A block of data
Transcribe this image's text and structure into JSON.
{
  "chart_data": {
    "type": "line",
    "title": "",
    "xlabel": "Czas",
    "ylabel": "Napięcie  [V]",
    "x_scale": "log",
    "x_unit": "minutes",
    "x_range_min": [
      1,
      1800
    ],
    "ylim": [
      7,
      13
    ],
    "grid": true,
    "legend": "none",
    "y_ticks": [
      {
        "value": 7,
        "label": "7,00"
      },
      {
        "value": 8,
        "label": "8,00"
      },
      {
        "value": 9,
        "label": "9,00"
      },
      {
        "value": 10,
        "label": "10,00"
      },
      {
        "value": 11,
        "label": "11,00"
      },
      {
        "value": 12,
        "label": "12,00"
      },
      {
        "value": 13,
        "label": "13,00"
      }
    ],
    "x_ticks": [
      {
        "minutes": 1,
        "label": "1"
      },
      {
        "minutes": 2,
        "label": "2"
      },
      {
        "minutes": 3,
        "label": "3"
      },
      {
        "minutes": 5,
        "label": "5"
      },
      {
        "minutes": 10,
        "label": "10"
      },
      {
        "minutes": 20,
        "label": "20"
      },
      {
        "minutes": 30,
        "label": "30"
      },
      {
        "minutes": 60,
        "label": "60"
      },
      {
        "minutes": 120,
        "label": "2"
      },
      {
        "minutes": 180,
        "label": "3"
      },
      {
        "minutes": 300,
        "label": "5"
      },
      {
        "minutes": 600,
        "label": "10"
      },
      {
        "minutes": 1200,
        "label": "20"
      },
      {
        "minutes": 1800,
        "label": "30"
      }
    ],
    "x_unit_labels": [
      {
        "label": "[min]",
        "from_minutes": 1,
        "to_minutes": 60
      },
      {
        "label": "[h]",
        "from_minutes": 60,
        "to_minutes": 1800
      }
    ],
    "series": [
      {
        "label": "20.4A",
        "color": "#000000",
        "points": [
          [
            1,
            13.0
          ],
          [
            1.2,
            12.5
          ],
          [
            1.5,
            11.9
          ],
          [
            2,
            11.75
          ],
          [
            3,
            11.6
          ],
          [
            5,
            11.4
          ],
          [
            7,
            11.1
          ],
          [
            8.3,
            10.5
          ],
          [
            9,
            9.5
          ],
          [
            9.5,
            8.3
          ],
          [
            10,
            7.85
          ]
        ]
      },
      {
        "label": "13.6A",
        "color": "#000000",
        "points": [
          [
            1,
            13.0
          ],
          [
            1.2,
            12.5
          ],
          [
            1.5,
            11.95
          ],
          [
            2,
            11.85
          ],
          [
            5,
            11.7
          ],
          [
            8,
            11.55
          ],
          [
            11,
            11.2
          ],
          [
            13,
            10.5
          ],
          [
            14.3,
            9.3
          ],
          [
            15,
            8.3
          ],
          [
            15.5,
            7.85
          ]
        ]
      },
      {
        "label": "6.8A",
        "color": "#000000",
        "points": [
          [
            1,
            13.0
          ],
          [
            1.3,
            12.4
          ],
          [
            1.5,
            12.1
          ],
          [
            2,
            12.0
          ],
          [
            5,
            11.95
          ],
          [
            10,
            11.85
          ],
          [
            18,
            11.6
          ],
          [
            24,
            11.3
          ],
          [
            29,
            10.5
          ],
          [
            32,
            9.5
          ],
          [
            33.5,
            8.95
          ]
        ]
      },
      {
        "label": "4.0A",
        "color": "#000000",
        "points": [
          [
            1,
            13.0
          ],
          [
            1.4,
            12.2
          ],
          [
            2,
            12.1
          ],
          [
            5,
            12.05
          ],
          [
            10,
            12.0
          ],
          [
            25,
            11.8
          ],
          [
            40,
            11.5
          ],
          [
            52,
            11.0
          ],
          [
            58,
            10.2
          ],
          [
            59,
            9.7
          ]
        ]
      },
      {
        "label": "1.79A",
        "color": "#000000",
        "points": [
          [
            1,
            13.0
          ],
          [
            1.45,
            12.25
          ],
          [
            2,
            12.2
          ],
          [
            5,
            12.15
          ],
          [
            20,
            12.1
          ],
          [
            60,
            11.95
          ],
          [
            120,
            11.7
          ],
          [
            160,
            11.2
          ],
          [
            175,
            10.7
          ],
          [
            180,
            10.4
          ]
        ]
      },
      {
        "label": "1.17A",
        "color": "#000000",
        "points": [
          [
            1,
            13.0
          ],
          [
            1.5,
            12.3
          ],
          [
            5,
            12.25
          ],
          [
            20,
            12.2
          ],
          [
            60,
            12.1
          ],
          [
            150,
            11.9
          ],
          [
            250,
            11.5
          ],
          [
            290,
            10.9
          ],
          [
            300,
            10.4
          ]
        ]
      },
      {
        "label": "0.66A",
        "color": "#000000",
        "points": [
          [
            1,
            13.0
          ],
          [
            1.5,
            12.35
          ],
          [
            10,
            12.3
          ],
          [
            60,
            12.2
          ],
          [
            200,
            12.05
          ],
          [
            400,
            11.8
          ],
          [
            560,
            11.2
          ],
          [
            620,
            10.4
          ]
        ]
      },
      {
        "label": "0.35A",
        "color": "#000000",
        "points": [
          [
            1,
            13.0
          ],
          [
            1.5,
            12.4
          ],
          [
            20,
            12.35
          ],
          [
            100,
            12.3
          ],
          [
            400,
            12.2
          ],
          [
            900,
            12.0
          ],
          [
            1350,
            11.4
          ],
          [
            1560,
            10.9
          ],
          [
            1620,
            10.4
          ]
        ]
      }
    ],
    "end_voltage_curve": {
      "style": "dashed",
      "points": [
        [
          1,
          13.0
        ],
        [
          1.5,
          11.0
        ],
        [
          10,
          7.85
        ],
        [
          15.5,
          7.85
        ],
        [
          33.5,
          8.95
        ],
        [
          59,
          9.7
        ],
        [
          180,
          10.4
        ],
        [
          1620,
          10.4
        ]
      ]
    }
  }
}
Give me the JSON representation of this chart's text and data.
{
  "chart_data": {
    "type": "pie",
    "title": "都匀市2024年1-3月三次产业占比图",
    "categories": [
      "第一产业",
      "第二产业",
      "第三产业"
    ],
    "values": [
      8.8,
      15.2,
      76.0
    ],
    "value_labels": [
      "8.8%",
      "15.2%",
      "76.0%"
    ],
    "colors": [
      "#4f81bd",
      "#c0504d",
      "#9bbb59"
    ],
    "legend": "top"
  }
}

Task brief> Take every line from the data above that holds "JSON" and copy it out.

Task result>
Transcribe this image's text and structure into JSON.
Give me the JSON representation of this chart's text and data.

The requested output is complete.